## Set task
Can you copy out the data exactly? Leave the images out.

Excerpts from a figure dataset
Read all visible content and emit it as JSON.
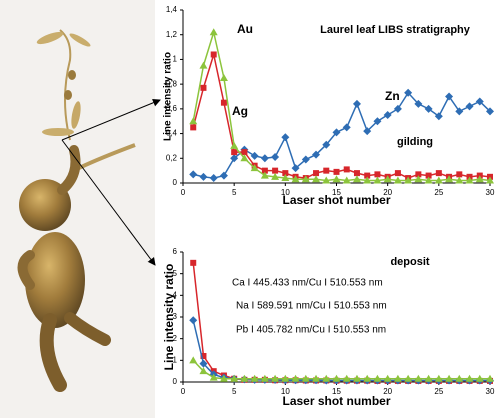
{
  "chart_data": [
    {
      "type": "line",
      "title": "Laurel leaf LIBS stratigraphy",
      "x_label": "Laser shot number",
      "y_label": "Line intensity ratio",
      "annotations": [
        "gilding"
      ],
      "x": [
        1,
        2,
        3,
        4,
        5,
        6,
        7,
        8,
        9,
        10,
        11,
        12,
        13,
        14,
        15,
        16,
        17,
        18,
        19,
        20,
        21,
        22,
        23,
        24,
        25,
        26,
        27,
        28,
        29,
        30
      ],
      "series": [
        {
          "name": "Zn",
          "color": "#2e6db4",
          "marker": "diamond",
          "values": [
            0.07,
            0.05,
            0.04,
            0.06,
            0.2,
            0.27,
            0.22,
            0.2,
            0.21,
            0.37,
            0.12,
            0.19,
            0.23,
            0.31,
            0.41,
            0.45,
            0.64,
            0.42,
            0.5,
            0.55,
            0.6,
            0.73,
            0.64,
            0.6,
            0.54,
            0.7,
            0.58,
            0.62,
            0.66,
            0.58
          ]
        },
        {
          "name": "Ag",
          "color": "#d7262b",
          "marker": "square",
          "values": [
            0.45,
            0.77,
            1.04,
            0.65,
            0.25,
            0.25,
            0.14,
            0.1,
            0.1,
            0.08,
            0.05,
            0.04,
            0.08,
            0.1,
            0.09,
            0.11,
            0.08,
            0.06,
            0.07,
            0.05,
            0.08,
            0.04,
            0.07,
            0.06,
            0.08,
            0.05,
            0.07,
            0.05,
            0.06,
            0.05
          ]
        },
        {
          "name": "Au",
          "color": "#8cc43c",
          "marker": "triangle",
          "values": [
            0.5,
            0.95,
            1.22,
            0.85,
            0.3,
            0.2,
            0.12,
            0.06,
            0.05,
            0.04,
            0.03,
            0.03,
            0.03,
            0.02,
            0.03,
            0.02,
            0.03,
            0.02,
            0.02,
            0.03,
            0.02,
            0.02,
            0.03,
            0.02,
            0.02,
            0.03,
            0.02,
            0.02,
            0.03,
            0.02
          ]
        }
      ],
      "xlim": [
        0,
        30
      ],
      "xticks": [
        0,
        5,
        10,
        15,
        20,
        25,
        30
      ],
      "ylim": [
        0,
        1.4
      ],
      "yticks": [
        0,
        {
          "value": 0.2,
          "label": "0,2"
        },
        {
          "value": 0.4,
          "label": "0,4"
        },
        {
          "value": 0.6,
          "label": "0,6"
        },
        {
          "value": 0.8,
          "label": "0,8"
        },
        1,
        {
          "value": 1.2,
          "label": "1,2"
        },
        {
          "value": 1.4,
          "label": "1,4"
        }
      ]
    },
    {
      "type": "line",
      "x_label": "Laser shot number",
      "y_label": "Line intensity ratio",
      "annotations": [
        "deposit"
      ],
      "x": [
        1,
        2,
        3,
        4,
        5,
        6,
        7,
        8,
        9,
        10,
        11,
        12,
        13,
        14,
        15,
        16,
        17,
        18,
        19,
        20,
        21,
        22,
        23,
        24,
        25,
        26,
        27,
        28,
        29,
        30
      ],
      "series": [
        {
          "name": "Ca I 445.433 nm/Cu I 510.553 nm",
          "color": "#d7262b",
          "marker": "square",
          "values": [
            5.5,
            1.2,
            0.5,
            0.3,
            0.15,
            0.1,
            0.1,
            0.1,
            0.08,
            0.08,
            0.08,
            0.07,
            0.07,
            0.07,
            0.06,
            0.06,
            0.06,
            0.06,
            0.05,
            0.05,
            0.05,
            0.05,
            0.05,
            0.05,
            0.05,
            0.05,
            0.05,
            0.05,
            0.05,
            0.05
          ]
        },
        {
          "name": "Na I 589.591 nm/Cu I 510.553 nm",
          "color": "#2e6db4",
          "marker": "diamond",
          "values": [
            2.85,
            0.85,
            0.35,
            0.2,
            0.15,
            0.12,
            0.1,
            0.1,
            0.1,
            0.08,
            0.08,
            0.08,
            0.08,
            0.07,
            0.07,
            0.07,
            0.07,
            0.07,
            0.07,
            0.07,
            0.07,
            0.07,
            0.07,
            0.07,
            0.07,
            0.07,
            0.07,
            0.07,
            0.07,
            0.07
          ]
        },
        {
          "name": "Pb I 405.782 nm/Cu I 510.553 nm",
          "color": "#8cc43c",
          "marker": "triangle",
          "values": [
            1.0,
            0.5,
            0.2,
            0.15,
            0.15,
            0.15,
            0.15,
            0.15,
            0.15,
            0.15,
            0.15,
            0.15,
            0.15,
            0.15,
            0.15,
            0.15,
            0.15,
            0.15,
            0.15,
            0.15,
            0.15,
            0.15,
            0.15,
            0.15,
            0.15,
            0.15,
            0.15,
            0.15,
            0.15,
            0.15
          ]
        }
      ],
      "xlim": [
        0,
        30
      ],
      "xticks": [
        0,
        5,
        10,
        15,
        20,
        25,
        30
      ],
      "ylim": [
        0,
        6
      ],
      "yticks": [
        0,
        1,
        2,
        3,
        4,
        5,
        6
      ]
    }
  ]
}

## Completed exercise
Read all visible content and emit it as JSON.
{
  "chart_data": [
    {
      "type": "line",
      "title": "Laurel leaf LIBS stratigraphy",
      "x_label": "Laser shot number",
      "y_label": "Line intensity ratio",
      "annotations": [
        "gilding"
      ],
      "x": [
        1,
        2,
        3,
        4,
        5,
        6,
        7,
        8,
        9,
        10,
        11,
        12,
        13,
        14,
        15,
        16,
        17,
        18,
        19,
        20,
        21,
        22,
        23,
        24,
        25,
        26,
        27,
        28,
        29,
        30
      ],
      "series": [
        {
          "name": "Zn",
          "color": "#2e6db4",
          "marker": "diamond",
          "values": [
            0.07,
            0.05,
            0.04,
            0.06,
            0.2,
            0.27,
            0.22,
            0.2,
            0.21,
            0.37,
            0.12,
            0.19,
            0.23,
            0.31,
            0.41,
            0.45,
            0.64,
            0.42,
            0.5,
            0.55,
            0.6,
            0.73,
            0.64,
            0.6,
            0.54,
            0.7,
            0.58,
            0.62,
            0.66,
            0.58
          ]
        },
        {
          "name": "Ag",
          "color": "#d7262b",
          "marker": "square",
          "values": [
            0.45,
            0.77,
            1.04,
            0.65,
            0.25,
            0.25,
            0.14,
            0.1,
            0.1,
            0.08,
            0.05,
            0.04,
            0.08,
            0.1,
            0.09,
            0.11,
            0.08,
            0.06,
            0.07,
            0.05,
            0.08,
            0.04,
            0.07,
            0.06,
            0.08,
            0.05,
            0.07,
            0.05,
            0.06,
            0.05
          ]
        },
        {
          "name": "Au",
          "color": "#8cc43c",
          "marker": "triangle",
          "values": [
            0.5,
            0.95,
            1.22,
            0.85,
            0.3,
            0.2,
            0.12,
            0.06,
            0.05,
            0.04,
            0.03,
            0.03,
            0.03,
            0.02,
            0.03,
            0.02,
            0.03,
            0.02,
            0.02,
            0.03,
            0.02,
            0.02,
            0.03,
            0.02,
            0.02,
            0.03,
            0.02,
            0.02,
            0.03,
            0.02
          ]
        }
      ],
      "xlim": [
        0,
        30
      ],
      "xticks": [
        0,
        5,
        10,
        15,
        20,
        25,
        30
      ],
      "ylim": [
        0,
        1.4
      ],
      "yticks": [
        0,
        {
          "value": 0.2,
          "label": "0,2"
        },
        {
          "value": 0.4,
          "label": "0,4"
        },
        {
          "value": 0.6,
          "label": "0,6"
        },
        {
          "value": 0.8,
          "label": "0,8"
        },
        1,
        {
          "value": 1.2,
          "label": "1,2"
        },
        {
          "value": 1.4,
          "label": "1,4"
        }
      ]
    },
    {
      "type": "line",
      "x_label": "Laser shot number",
      "y_label": "Line intensity ratio",
      "annotations": [
        "deposit"
      ],
      "x": [
        1,
        2,
        3,
        4,
        5,
        6,
        7,
        8,
        9,
        10,
        11,
        12,
        13,
        14,
        15,
        16,
        17,
        18,
        19,
        20,
        21,
        22,
        23,
        24,
        25,
        26,
        27,
        28,
        29,
        30
      ],
      "series": [
        {
          "name": "Ca I 445.433 nm/Cu I 510.553 nm",
          "color": "#d7262b",
          "marker": "square",
          "values": [
            5.5,
            1.2,
            0.5,
            0.3,
            0.15,
            0.1,
            0.1,
            0.1,
            0.08,
            0.08,
            0.08,
            0.07,
            0.07,
            0.07,
            0.06,
            0.06,
            0.06,
            0.06,
            0.05,
            0.05,
            0.05,
            0.05,
            0.05,
            0.05,
            0.05,
            0.05,
            0.05,
            0.05,
            0.05,
            0.05
          ]
        },
        {
          "name": "Na I 589.591 nm/Cu I 510.553 nm",
          "color": "#2e6db4",
          "marker": "diamond",
          "values": [
            2.85,
            0.85,
            0.35,
            0.2,
            0.15,
            0.12,
            0.1,
            0.1,
            0.1,
            0.08,
            0.08,
            0.08,
            0.08,
            0.07,
            0.07,
            0.07,
            0.07,
            0.07,
            0.07,
            0.07,
            0.07,
            0.07,
            0.07,
            0.07,
            0.07,
            0.07,
            0.07,
            0.07,
            0.07,
            0.07
          ]
        },
        {
          "name": "Pb I 405.782 nm/Cu I 510.553 nm",
          "color": "#8cc43c",
          "marker": "triangle",
          "values": [
            1.0,
            0.5,
            0.2,
            0.15,
            0.15,
            0.15,
            0.15,
            0.15,
            0.15,
            0.15,
            0.15,
            0.15,
            0.15,
            0.15,
            0.15,
            0.15,
            0.15,
            0.15,
            0.15,
            0.15,
            0.15,
            0.15,
            0.15,
            0.15,
            0.15,
            0.15,
            0.15,
            0.15,
            0.15,
            0.15
          ]
        }
      ],
      "xlim": [
        0,
        30
      ],
      "xticks": [
        0,
        5,
        10,
        15,
        20,
        25,
        30
      ],
      "ylim": [
        0,
        6
      ],
      "yticks": [
        0,
        1,
        2,
        3,
        4,
        5,
        6
      ]
    }
  ]
}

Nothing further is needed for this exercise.